**What is being asked**. Each entry below must be repeated word for word.

Recorded data:
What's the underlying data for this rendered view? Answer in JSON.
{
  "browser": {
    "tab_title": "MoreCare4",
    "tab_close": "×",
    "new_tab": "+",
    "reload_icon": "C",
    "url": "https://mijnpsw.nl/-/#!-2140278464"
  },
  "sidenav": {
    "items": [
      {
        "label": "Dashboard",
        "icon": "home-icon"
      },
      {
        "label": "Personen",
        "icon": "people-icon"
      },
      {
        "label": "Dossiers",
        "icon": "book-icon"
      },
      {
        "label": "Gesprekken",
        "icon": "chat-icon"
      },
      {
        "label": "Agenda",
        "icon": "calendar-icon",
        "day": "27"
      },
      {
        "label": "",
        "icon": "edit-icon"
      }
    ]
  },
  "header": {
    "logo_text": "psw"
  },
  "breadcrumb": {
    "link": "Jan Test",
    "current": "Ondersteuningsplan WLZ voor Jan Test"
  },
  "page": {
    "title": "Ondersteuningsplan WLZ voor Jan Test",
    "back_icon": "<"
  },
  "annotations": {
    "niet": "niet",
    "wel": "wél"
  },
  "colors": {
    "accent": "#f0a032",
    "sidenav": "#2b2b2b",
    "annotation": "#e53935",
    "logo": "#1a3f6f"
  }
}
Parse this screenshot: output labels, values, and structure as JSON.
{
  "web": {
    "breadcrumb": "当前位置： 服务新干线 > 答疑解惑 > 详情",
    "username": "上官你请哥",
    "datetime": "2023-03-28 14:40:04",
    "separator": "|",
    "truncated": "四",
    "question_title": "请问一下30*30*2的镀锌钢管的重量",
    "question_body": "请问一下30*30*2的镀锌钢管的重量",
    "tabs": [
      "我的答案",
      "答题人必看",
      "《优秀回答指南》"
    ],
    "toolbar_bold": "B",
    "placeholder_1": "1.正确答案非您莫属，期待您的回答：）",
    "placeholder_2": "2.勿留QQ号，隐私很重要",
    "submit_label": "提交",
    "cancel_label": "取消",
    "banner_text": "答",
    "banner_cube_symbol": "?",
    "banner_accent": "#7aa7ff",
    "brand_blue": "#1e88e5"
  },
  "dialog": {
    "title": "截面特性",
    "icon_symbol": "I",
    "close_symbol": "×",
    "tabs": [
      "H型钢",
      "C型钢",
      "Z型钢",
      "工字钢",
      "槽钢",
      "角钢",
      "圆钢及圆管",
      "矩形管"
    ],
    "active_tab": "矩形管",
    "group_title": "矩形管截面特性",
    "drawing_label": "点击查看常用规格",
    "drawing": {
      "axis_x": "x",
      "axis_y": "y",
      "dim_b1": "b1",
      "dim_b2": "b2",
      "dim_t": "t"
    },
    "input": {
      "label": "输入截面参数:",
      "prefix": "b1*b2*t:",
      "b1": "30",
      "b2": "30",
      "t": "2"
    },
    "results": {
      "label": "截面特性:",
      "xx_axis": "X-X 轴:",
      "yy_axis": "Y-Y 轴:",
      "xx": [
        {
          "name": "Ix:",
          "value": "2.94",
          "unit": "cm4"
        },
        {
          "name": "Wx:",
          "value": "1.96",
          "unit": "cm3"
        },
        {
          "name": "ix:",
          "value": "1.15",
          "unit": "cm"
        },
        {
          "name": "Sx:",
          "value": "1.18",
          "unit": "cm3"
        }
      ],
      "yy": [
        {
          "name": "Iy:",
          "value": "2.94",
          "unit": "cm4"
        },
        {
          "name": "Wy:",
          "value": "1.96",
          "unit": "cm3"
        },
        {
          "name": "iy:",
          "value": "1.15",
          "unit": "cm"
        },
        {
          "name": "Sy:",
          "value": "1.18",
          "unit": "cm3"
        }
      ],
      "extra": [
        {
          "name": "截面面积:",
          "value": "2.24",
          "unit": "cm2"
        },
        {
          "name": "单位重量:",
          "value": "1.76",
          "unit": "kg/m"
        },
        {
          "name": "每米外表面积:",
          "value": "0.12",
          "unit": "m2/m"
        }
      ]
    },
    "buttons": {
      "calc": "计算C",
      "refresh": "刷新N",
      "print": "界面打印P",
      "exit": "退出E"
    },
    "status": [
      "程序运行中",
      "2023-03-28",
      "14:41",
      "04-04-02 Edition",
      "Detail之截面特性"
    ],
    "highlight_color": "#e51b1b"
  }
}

**Result for this exercise**.
What's the underlying data for this rendered view? Answer in JSON.
{
  "browser": {
    "tab_title": "MoreCare4",
    "tab_close": "×",
    "new_tab": "+",
    "reload_icon": "C",
    "url": "https://mijnpsw.nl/-/#!-2140278464"
  },
  "sidenav": {
    "items": [
      {
        "label": "Dashboard",
        "icon": "home-icon"
      },
      {
        "label": "Personen",
        "icon": "people-icon"
      },
      {
        "label": "Dossiers",
        "icon": "book-icon"
      },
      {
        "label": "Gesprekken",
        "icon": "chat-icon"
      },
      {
        "label": "Agenda",
        "icon": "calendar-icon",
        "day": "27"
      },
      {
        "label": "",
        "icon": "edit-icon"
      }
    ]
  },
  "header": {
    "logo_text": "psw"
  },
  "breadcrumb": {
    "link": "Jan Test",
    "current": "Ondersteuningsplan WLZ voor Jan Test"
  },
  "page": {
    "title": "Ondersteuningsplan WLZ voor Jan Test",
    "back_icon": "<"
  },
  "annotations": {
    "niet": "niet",
    "wel": "wél"
  },
  "colors": {
    "accent": "#f0a032",
    "sidenav": "#2b2b2b",
    "annotation": "#e53935",
    "logo": "#1a3f6f"
  }
}
Parse this screenshot: output labels, values, and structure as JSON.
{
  "web": {
    "breadcrumb": "当前位置： 服务新干线 > 答疑解惑 > 详情",
    "username": "上官你请哥",
    "datetime": "2023-03-28 14:40:04",
    "separator": "|",
    "truncated": "四",
    "question_title": "请问一下30*30*2的镀锌钢管的重量",
    "question_body": "请问一下30*30*2的镀锌钢管的重量",
    "tabs": [
      "我的答案",
      "答题人必看",
      "《优秀回答指南》"
    ],
    "toolbar_bold": "B",
    "placeholder_1": "1.正确答案非您莫属，期待您的回答：）",
    "placeholder_2": "2.勿留QQ号，隐私很重要",
    "submit_label": "提交",
    "cancel_label": "取消",
    "banner_text": "答",
    "banner_cube_symbol": "?",
    "banner_accent": "#7aa7ff",
    "brand_blue": "#1e88e5"
  },
  "dialog": {
    "title": "截面特性",
    "icon_symbol": "I",
    "close_symbol": "×",
    "tabs": [
      "H型钢",
      "C型钢",
      "Z型钢",
      "工字钢",
      "槽钢",
      "角钢",
      "圆钢及圆管",
      "矩形管"
    ],
    "active_tab": "矩形管",
    "group_title": "矩形管截面特性",
    "drawing_label": "点击查看常用规格",
    "drawing": {
      "axis_x": "x",
      "axis_y": "y",
      "dim_b1": "b1",
      "dim_b2": "b2",
      "dim_t": "t"
    },
    "input": {
      "label": "输入截面参数:",
      "prefix": "b1*b2*t:",
      "b1": "30",
      "b2": "30",
      "t": "2"
    },
    "results": {
      "label": "截面特性:",
      "xx_axis": "X-X 轴:",
      "yy_axis": "Y-Y 轴:",
      "xx": [
        {
          "name": "Ix:",
          "value": "2.94",
          "unit": "cm4"
        },
        {
          "name": "Wx:",
          "value": "1.96",
          "unit": "cm3"
        },
        {
          "name": "ix:",
          "value": "1.15",
          "unit": "cm"
        },
        {
          "name": "Sx:",
          "value": "1.18",
          "unit": "cm3"
        }
      ],
      "yy": [
        {
          "name": "Iy:",
          "value": "2.94",
          "unit": "cm4"
        },
        {
          "name": "Wy:",
          "value": "1.96",
          "unit": "cm3"
        },
        {
          "name": "iy:",
          "value": "1.15",
          "unit": "cm"
        },
        {
          "name": "Sy:",
          "value": "1.18",
          "unit": "cm3"
        }
      ],
      "extra": [
        {
          "name": "截面面积:",
          "value": "2.24",
          "unit": "cm2"
        },
        {
          "name": "单位重量:",
          "value": "1.76",
          "unit": "kg/m"
        },
        {
          "name": "每米外表面积:",
          "value": "0.12",
          "unit": "m2/m"
        }
      ]
    },
    "buttons": {
      "calc": "计算C",
      "refresh": "刷新N",
      "print": "界面打印P",
      "exit": "退出E"
    },
    "status": [
      "程序运行中",
      "2023-03-28",
      "14:41",
      "04-04-02 Edition",
      "Detail之截面特性"
    ],
    "highlight_color": "#e51b1b"
  }
}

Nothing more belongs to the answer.